■ Source:
════════════════════

# Passap M201 help



## 1singingsister (Aug 8, 2011)

I was given a Passap M201 - it's in great shape (after cleaning), I downloaded the manual and I'm off and knitting BUT it's missing the "Feather Combs". According to the manual these are for "setting over the edges of the work to ensure perfect knitting of the end stitches". The machine works beautifully but sure enough - I have to do the end stitches manually every row or they don't knit. Since this machine was debuted in the 1950s, I'm not sure where I could find these feather combs - I've looked all over the internet with no luck. Any suggestions for what could be done to substitute the essence of the feather combs?


----------



## KateWood (Apr 30, 2011)

Good Morning,

I've not seen feather combs but know that a couple of sites may be able to lead you in the right direction;
www.distinctiveknits.com and on ebay you can search under passap and may get fortunate on that site.
Hope you find them.

Kate


----------



## AvonelleRed (Jun 29, 2011)

Here's a site that lists a comb for it, but I don't know if what they call the comb is the same comb you need. It's worth you looking at it, anyway:
http://knittingforsale.com/passap-duomatic-parts/

Another option would be to buy another used machine for parts. I have seen them online being sold for as little as $23.00.


----------



## jeannie2954 (Apr 19, 2011)

I'm not sure what a feather combs are, my guess would be maybe cast on combs (which hold the knit down) the above site is directing you to what I believe is a needle selector for selecting needles prior to casting on.

My question would be have you checked your needles are they bent, are your latches opening and closing? Are you using the same amount of needles each time, so the same end needles are always the same? Was the machine cleaned and oiled before you started using it? Could be oiling the latches would help if they are sticking.

If you need weight on the end needles try a couple wood clothes pins out of the way of the carriage. Perhaps, purchase some fishing weights, unbend a paper clip using the ends to hold the weight and to attach it to the knitted fabric. If this does the job for you keep an eye on eBay for a pair of claw weights that can distribute the weight more evenly. You also might Google a search of allofcraigslist as it will search all of your state or all of the US or the country of your choosing for another machine for extra parts and accessories.

════════════════════

■ Recorded data:

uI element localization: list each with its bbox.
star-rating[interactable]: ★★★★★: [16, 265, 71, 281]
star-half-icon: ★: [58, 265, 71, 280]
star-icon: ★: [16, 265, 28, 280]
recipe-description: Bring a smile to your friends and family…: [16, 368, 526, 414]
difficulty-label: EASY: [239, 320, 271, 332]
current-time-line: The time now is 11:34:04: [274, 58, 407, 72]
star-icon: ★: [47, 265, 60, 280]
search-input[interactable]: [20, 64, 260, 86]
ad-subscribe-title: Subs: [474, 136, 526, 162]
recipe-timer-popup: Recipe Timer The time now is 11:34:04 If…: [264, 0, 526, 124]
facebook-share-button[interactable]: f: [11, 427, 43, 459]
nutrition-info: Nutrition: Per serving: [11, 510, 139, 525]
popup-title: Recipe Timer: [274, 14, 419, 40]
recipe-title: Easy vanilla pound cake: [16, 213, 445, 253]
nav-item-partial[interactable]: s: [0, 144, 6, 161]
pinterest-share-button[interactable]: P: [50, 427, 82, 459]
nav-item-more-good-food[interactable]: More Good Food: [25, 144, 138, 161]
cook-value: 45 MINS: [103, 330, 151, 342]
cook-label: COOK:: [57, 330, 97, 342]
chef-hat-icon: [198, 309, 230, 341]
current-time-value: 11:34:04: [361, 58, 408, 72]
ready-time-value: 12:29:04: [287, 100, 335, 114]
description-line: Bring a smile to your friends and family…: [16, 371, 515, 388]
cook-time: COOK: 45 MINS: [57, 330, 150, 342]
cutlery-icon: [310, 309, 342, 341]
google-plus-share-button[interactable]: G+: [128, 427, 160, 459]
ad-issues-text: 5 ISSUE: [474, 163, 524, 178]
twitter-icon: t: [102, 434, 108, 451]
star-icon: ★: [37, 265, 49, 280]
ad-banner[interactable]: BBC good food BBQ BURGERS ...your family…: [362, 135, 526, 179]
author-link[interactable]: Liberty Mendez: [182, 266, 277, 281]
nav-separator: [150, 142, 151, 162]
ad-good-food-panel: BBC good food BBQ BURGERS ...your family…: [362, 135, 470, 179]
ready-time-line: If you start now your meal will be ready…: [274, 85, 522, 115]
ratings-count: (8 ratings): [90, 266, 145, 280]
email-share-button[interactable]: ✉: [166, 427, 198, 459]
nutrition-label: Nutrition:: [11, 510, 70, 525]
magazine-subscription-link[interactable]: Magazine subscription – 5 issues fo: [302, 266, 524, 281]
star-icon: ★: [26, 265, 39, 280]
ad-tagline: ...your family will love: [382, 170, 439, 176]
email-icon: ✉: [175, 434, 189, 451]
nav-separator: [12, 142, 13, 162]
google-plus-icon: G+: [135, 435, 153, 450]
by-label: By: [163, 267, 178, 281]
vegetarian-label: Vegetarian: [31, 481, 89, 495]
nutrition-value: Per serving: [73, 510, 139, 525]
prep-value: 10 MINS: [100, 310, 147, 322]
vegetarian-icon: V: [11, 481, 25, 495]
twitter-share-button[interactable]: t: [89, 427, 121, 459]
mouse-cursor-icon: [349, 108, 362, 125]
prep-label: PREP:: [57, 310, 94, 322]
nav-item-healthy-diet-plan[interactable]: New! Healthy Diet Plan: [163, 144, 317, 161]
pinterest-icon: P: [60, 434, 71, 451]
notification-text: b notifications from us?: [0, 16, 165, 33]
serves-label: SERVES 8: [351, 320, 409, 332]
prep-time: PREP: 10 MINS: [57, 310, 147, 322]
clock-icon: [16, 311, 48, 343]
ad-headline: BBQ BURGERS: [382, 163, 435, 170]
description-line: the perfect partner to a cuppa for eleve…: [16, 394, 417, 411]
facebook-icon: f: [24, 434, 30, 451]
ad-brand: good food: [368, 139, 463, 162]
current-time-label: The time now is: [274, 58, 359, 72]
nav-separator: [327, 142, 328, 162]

════════════════════

■ Task list:
1. From the Passap M201 thread, copy out the passage starting with "Here's a site" and going on through "little as $23.00.".
2. Write what comes next in the Passap M201 thread, continuing from its final sentence.

■ Outputs:
1.
Here's a site that lists a comb for it, but I don't know if what they call the comb is the same comb you need. It's worth you looking at it, anyway:
http://knittingforsale.com/passap-duomatic-parts/

Another option would be to buy another used machine for parts. I have seen them online being sold for as little as $23.00.

2.
Just be forewarned for some of us this becomes an addiction like the yarn does, one skein or one machine becomes 10 and growing.

If I can help please feel free to email me privately.
Good luck,
Jeannie


----------



## sistermaide (Jul 17, 2011)

1singingsister said:


> I was given a Passap M201 - it's in great shape (after cleaning), I downloaded the manual and I'm off and knitting BUT it's missing the "Feather Combs". According to the manual these are for "setting over the edges of the work to ensure perfect knitting of the end stitches". The machine works beautifully but sure enough - I have to do the end stitches manually every row or they don't knit. Since this machine was debuted in the 1950s, I'm not sure where I could find these feather combs - I've looked all over the internet with no luck. Any suggestions for what could be done to substitute the essence of the feather combs?


I have some old passap parts, (no manual for that one, to tell the part names,) and I am not exactly sure what the feather comb is, but I think it sounds like the little brush like gadgets that are actually on the carriage. Let me look when I get back to my sewing room, to see if I could have some of those...


----------



## wondergina (Apr 29, 2013)

this is wat you are looking for. I you dont use them you cant knit the edges


----------



## susieknitter (Jul 14, 2011)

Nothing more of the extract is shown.